Stored rows:
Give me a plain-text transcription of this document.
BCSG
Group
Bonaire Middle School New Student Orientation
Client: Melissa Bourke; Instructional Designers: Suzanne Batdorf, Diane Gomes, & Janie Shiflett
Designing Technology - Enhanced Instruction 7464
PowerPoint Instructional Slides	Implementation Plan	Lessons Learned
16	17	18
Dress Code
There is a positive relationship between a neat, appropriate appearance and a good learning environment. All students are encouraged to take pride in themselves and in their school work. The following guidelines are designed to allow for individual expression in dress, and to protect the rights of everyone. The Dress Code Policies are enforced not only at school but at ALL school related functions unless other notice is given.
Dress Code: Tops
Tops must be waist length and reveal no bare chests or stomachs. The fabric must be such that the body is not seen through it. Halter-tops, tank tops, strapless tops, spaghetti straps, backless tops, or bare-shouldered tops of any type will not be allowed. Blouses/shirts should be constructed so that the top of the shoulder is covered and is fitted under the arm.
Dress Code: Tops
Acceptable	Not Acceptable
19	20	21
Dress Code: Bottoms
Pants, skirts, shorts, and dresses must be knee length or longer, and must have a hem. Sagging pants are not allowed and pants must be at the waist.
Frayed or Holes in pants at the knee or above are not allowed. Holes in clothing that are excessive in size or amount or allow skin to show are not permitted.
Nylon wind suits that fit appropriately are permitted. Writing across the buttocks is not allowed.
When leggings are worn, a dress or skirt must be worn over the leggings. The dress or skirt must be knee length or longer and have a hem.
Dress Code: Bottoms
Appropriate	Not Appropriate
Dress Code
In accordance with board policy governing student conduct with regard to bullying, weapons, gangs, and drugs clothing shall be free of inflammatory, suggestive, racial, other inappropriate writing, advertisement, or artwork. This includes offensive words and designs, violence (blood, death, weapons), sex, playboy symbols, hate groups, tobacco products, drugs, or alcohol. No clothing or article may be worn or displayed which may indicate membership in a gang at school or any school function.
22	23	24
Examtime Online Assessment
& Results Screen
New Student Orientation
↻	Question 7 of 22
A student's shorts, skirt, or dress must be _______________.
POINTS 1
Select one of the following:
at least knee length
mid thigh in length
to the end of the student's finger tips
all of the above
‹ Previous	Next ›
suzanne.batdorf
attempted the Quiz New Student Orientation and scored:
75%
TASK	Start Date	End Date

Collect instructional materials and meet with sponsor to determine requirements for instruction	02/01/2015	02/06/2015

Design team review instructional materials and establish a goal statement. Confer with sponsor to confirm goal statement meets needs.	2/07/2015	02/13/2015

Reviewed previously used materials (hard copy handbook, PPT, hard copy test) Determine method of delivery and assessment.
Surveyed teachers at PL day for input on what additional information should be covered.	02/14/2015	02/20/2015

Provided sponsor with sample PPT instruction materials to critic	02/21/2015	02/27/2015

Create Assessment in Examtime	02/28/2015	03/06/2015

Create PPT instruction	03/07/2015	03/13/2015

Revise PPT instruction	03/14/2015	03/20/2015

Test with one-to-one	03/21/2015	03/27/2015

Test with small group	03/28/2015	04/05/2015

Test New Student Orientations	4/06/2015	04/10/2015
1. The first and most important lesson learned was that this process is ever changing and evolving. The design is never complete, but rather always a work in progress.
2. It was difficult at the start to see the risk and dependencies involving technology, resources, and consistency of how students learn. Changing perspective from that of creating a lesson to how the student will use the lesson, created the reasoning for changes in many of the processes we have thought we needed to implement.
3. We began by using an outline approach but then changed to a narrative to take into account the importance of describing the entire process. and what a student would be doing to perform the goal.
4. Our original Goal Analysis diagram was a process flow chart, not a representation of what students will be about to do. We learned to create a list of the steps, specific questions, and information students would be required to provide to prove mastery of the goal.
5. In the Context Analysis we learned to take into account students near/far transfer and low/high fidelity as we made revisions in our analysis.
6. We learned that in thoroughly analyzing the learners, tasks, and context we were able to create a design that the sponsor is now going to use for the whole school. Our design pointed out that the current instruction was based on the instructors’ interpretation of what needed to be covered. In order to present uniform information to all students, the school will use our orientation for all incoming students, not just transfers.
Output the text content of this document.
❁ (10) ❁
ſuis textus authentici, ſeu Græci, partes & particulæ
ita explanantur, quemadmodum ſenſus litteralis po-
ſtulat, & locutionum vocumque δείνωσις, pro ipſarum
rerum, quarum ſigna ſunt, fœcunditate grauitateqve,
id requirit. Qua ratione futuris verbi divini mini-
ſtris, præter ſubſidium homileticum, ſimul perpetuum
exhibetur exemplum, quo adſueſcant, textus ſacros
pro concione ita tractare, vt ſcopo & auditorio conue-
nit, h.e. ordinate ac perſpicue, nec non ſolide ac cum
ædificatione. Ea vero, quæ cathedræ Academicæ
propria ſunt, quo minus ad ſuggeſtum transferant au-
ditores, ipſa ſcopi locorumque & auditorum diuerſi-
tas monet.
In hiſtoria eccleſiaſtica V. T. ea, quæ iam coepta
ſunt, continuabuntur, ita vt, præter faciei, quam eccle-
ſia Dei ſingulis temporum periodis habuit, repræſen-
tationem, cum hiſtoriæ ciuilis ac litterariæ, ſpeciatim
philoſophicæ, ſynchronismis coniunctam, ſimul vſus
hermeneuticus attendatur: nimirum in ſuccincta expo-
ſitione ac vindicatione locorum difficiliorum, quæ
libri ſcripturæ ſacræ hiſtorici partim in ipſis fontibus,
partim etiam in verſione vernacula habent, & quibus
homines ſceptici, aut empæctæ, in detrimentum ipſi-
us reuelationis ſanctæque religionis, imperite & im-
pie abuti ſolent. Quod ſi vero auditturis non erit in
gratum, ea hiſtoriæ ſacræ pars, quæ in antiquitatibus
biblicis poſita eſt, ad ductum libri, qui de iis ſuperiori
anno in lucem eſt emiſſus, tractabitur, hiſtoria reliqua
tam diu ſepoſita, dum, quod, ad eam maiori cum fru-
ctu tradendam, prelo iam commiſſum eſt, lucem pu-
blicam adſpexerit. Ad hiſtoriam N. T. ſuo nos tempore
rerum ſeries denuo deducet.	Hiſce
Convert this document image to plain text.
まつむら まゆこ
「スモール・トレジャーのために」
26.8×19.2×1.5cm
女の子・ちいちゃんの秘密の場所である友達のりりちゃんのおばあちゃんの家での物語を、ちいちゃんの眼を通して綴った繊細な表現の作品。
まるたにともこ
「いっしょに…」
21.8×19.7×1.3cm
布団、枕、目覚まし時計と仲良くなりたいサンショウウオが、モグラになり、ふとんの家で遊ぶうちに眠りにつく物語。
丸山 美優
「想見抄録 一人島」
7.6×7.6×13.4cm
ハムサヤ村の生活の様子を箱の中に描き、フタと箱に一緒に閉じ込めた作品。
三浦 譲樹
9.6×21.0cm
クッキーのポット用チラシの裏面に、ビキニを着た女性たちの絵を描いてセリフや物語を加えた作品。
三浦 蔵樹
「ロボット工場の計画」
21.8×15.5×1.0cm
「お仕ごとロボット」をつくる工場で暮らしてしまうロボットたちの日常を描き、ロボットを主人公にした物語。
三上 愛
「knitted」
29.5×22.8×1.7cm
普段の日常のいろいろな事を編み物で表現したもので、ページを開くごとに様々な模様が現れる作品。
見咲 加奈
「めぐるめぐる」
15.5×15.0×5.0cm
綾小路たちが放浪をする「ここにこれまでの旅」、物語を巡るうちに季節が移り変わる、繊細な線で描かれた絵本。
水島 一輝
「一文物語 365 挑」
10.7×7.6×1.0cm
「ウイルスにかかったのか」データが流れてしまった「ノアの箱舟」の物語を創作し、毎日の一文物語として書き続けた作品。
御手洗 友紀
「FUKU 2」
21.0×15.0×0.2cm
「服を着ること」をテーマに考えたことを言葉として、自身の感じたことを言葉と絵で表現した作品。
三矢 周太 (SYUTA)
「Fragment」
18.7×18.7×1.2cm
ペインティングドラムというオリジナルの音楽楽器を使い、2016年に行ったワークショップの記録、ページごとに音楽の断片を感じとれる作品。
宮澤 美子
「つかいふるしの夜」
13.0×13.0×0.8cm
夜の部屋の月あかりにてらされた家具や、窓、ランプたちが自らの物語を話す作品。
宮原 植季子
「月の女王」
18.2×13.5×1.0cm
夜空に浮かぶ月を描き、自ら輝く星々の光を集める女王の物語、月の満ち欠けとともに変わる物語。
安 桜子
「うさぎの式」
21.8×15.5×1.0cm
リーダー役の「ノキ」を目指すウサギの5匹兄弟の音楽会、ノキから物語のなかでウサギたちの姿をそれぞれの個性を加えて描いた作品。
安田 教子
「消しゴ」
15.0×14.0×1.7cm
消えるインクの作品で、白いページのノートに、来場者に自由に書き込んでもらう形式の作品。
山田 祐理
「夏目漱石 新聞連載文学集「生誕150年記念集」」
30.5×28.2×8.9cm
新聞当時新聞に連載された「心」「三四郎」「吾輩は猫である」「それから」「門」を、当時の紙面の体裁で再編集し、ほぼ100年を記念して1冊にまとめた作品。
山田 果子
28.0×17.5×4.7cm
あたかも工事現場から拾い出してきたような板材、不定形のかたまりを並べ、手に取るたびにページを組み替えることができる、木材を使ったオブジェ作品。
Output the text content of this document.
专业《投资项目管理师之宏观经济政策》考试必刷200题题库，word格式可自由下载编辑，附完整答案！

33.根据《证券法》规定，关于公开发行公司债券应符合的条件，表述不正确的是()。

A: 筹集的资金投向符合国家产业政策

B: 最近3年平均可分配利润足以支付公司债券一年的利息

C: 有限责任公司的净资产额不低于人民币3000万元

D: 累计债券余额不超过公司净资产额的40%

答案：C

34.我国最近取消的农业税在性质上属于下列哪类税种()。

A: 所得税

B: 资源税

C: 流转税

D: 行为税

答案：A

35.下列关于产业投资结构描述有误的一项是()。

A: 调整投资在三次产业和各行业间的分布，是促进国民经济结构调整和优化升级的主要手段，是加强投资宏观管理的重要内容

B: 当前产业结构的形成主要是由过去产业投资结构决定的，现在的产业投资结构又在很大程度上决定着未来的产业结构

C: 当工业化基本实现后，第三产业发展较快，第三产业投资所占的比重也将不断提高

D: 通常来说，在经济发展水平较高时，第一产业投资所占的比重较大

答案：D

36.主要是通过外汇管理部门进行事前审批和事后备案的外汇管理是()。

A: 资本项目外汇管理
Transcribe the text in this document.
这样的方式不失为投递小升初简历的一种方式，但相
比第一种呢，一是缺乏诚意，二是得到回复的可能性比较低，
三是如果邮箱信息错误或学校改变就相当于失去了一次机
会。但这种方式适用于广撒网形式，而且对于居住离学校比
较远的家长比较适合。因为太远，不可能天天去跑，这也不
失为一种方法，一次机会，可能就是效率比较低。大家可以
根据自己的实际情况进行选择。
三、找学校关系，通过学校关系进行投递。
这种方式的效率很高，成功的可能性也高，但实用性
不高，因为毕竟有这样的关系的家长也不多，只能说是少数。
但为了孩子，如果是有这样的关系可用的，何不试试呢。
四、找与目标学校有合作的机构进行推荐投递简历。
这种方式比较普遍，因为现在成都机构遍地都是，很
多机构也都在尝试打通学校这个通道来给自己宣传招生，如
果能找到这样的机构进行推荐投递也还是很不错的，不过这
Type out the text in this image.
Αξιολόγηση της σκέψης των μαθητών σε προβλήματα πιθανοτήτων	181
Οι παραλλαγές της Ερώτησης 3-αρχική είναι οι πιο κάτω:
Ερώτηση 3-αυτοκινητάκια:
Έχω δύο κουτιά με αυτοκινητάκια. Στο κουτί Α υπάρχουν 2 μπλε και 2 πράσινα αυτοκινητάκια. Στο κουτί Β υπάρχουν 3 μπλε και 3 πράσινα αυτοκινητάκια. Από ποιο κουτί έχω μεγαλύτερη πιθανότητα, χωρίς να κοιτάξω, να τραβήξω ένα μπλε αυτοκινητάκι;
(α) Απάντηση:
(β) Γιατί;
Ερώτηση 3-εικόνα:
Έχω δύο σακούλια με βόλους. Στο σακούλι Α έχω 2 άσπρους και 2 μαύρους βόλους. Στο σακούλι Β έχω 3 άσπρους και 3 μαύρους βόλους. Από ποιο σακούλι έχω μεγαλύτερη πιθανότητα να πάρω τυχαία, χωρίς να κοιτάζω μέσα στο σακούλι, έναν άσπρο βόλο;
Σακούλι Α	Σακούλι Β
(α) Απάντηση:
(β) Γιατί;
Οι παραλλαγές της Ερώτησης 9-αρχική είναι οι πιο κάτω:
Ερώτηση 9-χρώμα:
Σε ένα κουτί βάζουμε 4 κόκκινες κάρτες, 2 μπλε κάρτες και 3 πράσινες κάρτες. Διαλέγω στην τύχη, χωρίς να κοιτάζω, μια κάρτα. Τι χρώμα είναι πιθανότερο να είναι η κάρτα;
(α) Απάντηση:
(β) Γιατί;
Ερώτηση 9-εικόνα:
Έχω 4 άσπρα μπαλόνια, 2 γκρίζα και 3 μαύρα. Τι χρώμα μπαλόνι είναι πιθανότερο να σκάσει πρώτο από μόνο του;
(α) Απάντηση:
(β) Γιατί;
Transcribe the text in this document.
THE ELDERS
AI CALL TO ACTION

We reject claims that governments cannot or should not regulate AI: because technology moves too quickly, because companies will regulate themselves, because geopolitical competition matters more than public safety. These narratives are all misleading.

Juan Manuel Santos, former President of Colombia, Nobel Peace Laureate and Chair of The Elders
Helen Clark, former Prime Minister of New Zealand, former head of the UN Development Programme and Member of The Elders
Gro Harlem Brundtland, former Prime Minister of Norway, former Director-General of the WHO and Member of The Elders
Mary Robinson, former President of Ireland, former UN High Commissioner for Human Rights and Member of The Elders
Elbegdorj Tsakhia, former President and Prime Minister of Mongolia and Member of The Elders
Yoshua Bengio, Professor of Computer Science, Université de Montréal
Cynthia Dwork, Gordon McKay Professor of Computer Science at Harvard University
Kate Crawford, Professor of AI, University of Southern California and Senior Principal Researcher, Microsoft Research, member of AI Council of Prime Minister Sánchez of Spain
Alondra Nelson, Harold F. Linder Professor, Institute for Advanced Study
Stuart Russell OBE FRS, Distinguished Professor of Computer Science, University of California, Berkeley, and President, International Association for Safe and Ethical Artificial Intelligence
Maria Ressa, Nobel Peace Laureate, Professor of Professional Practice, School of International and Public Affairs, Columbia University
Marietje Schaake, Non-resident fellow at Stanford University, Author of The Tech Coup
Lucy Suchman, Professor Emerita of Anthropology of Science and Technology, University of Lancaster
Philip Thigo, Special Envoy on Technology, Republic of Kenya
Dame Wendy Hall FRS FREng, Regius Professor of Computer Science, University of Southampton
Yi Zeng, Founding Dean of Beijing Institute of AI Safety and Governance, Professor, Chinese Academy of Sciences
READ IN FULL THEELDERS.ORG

Set exercise: Locate the lines above that contain "image" and copy them.

Finished task:
Convert this document image to plain text.
Type out the text in this image.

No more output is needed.